___ Input material

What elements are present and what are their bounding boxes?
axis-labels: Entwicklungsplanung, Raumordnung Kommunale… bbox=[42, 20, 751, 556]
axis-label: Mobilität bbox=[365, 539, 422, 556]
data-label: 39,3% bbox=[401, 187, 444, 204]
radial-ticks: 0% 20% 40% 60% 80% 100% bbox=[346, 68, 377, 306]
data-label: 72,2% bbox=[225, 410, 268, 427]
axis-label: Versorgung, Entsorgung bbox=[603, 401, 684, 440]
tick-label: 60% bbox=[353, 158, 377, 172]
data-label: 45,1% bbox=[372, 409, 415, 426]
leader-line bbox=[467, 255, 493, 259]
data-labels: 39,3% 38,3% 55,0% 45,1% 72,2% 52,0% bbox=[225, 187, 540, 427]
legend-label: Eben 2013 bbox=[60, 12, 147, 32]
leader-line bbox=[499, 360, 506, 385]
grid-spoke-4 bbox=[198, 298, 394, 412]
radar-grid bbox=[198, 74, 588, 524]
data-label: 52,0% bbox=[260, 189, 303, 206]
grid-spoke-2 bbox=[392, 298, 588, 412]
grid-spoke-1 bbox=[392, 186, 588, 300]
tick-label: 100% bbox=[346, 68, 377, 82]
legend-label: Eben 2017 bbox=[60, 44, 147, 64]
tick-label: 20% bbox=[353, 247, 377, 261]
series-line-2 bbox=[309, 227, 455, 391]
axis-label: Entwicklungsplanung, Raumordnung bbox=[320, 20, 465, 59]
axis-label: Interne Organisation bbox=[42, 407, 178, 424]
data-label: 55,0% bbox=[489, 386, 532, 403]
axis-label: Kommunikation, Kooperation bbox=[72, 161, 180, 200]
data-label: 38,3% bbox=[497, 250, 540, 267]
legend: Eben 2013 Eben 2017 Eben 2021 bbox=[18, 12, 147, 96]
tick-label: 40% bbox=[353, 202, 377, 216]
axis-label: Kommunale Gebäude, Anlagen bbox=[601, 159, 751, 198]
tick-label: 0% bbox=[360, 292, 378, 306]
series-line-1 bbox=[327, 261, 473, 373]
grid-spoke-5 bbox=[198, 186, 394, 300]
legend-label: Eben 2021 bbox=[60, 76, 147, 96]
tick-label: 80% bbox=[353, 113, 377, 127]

______
___ Input material

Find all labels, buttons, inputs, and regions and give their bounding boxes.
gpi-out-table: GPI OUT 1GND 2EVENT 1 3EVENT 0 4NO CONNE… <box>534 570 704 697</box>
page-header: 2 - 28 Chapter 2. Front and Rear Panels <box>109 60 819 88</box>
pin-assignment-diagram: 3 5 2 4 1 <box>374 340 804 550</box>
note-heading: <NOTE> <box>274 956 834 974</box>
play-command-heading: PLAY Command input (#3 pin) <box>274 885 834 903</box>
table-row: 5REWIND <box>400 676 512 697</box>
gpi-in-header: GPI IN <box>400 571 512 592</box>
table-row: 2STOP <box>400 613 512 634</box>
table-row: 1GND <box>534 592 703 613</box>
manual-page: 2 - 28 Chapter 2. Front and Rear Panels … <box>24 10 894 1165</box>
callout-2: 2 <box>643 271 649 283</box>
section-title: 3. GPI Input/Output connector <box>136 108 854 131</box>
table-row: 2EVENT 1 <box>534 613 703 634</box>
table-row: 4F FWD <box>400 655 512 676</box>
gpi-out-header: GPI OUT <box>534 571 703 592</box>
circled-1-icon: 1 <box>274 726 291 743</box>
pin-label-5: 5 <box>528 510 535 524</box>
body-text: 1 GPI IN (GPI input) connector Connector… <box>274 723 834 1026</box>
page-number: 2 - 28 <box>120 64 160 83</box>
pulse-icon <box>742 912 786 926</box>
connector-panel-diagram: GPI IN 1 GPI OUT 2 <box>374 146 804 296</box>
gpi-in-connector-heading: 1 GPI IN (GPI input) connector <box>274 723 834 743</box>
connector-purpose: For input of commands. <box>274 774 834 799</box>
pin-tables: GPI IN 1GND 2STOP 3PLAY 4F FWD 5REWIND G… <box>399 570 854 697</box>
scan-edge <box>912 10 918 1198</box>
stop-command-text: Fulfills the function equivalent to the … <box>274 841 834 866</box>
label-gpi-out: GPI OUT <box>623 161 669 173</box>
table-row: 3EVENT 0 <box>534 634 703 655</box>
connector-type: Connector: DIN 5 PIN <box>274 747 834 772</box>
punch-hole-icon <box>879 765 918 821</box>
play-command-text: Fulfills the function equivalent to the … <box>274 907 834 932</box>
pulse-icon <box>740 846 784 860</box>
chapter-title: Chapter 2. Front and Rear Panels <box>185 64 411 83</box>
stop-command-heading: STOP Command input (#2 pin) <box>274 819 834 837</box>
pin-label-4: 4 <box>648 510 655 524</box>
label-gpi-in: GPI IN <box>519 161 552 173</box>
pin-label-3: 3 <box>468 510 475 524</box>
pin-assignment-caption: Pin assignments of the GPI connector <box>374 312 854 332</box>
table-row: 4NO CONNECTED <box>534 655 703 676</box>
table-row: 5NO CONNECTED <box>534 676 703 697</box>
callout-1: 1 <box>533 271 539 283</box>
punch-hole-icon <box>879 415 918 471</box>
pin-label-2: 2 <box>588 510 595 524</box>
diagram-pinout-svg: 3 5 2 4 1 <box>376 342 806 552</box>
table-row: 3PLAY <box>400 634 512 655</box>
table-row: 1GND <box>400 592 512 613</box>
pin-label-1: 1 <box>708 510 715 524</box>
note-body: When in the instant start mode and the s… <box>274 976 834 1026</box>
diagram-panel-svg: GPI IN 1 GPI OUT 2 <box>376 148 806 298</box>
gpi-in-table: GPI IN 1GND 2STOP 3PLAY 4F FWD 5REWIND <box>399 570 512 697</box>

______
___ Input material

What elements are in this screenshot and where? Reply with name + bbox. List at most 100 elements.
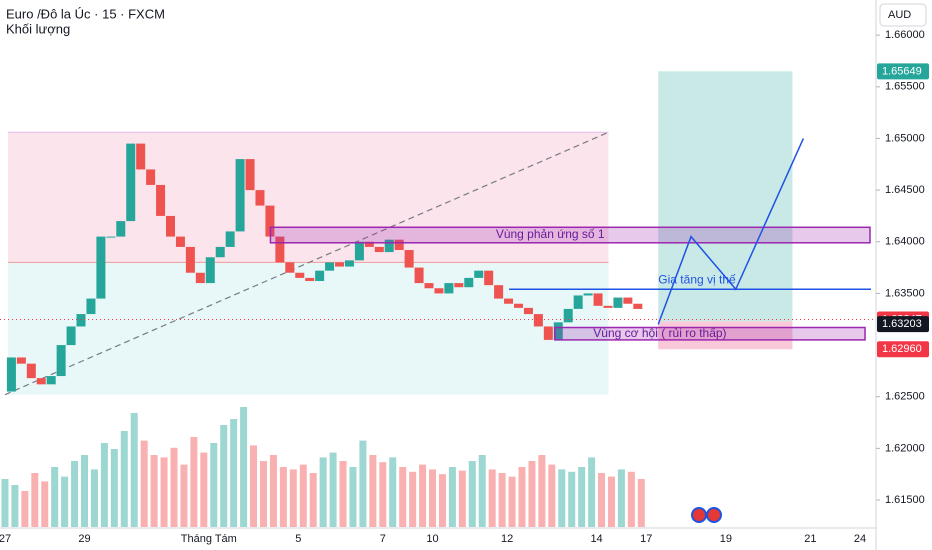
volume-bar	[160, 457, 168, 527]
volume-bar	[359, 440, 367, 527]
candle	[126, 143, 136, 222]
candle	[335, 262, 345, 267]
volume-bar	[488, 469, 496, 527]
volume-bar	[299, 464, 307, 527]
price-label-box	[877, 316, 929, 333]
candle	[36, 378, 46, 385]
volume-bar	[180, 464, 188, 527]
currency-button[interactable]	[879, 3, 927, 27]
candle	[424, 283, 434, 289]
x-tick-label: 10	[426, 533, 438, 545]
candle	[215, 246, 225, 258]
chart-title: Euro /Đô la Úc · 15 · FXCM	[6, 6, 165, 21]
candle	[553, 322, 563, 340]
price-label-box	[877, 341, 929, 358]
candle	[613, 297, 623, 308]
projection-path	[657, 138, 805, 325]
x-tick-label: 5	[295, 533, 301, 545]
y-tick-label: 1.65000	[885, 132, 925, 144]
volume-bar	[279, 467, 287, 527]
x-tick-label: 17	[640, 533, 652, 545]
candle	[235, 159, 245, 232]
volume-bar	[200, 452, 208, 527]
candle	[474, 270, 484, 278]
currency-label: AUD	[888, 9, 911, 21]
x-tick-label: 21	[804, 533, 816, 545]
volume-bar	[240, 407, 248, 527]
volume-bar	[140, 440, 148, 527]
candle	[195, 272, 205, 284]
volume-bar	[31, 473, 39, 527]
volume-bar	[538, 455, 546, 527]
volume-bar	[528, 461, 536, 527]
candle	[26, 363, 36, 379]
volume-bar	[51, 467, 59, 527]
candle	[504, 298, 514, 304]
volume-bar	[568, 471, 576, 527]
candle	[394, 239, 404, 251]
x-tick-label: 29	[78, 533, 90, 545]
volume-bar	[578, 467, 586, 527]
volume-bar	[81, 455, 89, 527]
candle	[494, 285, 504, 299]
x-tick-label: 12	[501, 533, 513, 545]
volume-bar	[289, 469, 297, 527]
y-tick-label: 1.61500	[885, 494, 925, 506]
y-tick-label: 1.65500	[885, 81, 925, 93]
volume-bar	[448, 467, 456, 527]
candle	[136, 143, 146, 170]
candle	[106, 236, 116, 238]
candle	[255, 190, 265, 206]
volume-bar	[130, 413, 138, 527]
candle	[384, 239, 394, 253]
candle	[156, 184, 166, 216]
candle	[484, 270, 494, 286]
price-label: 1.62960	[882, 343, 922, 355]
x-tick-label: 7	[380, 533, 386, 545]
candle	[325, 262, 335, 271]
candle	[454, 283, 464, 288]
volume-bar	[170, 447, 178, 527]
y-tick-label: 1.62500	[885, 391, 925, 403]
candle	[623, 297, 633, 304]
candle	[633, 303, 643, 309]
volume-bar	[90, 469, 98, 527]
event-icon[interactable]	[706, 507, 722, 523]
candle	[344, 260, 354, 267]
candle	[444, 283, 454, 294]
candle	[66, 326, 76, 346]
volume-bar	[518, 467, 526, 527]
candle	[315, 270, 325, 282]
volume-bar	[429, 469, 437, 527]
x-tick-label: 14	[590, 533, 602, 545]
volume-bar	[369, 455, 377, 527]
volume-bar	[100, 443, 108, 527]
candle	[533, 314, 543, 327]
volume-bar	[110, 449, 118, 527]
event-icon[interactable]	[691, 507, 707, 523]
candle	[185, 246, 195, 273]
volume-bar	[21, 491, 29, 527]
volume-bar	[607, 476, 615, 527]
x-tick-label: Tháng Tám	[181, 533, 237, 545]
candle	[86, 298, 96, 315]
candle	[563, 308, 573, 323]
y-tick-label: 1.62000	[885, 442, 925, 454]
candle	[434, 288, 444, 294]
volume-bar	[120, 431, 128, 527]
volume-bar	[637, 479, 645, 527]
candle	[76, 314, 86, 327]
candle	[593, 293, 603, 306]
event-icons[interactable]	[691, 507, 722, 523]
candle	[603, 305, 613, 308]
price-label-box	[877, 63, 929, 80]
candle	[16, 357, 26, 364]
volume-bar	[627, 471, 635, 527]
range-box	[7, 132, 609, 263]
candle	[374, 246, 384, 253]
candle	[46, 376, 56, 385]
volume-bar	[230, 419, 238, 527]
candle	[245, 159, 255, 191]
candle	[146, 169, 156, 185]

______

#### Challenge
List every line of the data above that contains the word "What", matching case exactly.

#### Task output
What elements are present and what are their bounding boxes?
What elements are in this screenshot and where? Reply with name + bbox. List at most 100 elements.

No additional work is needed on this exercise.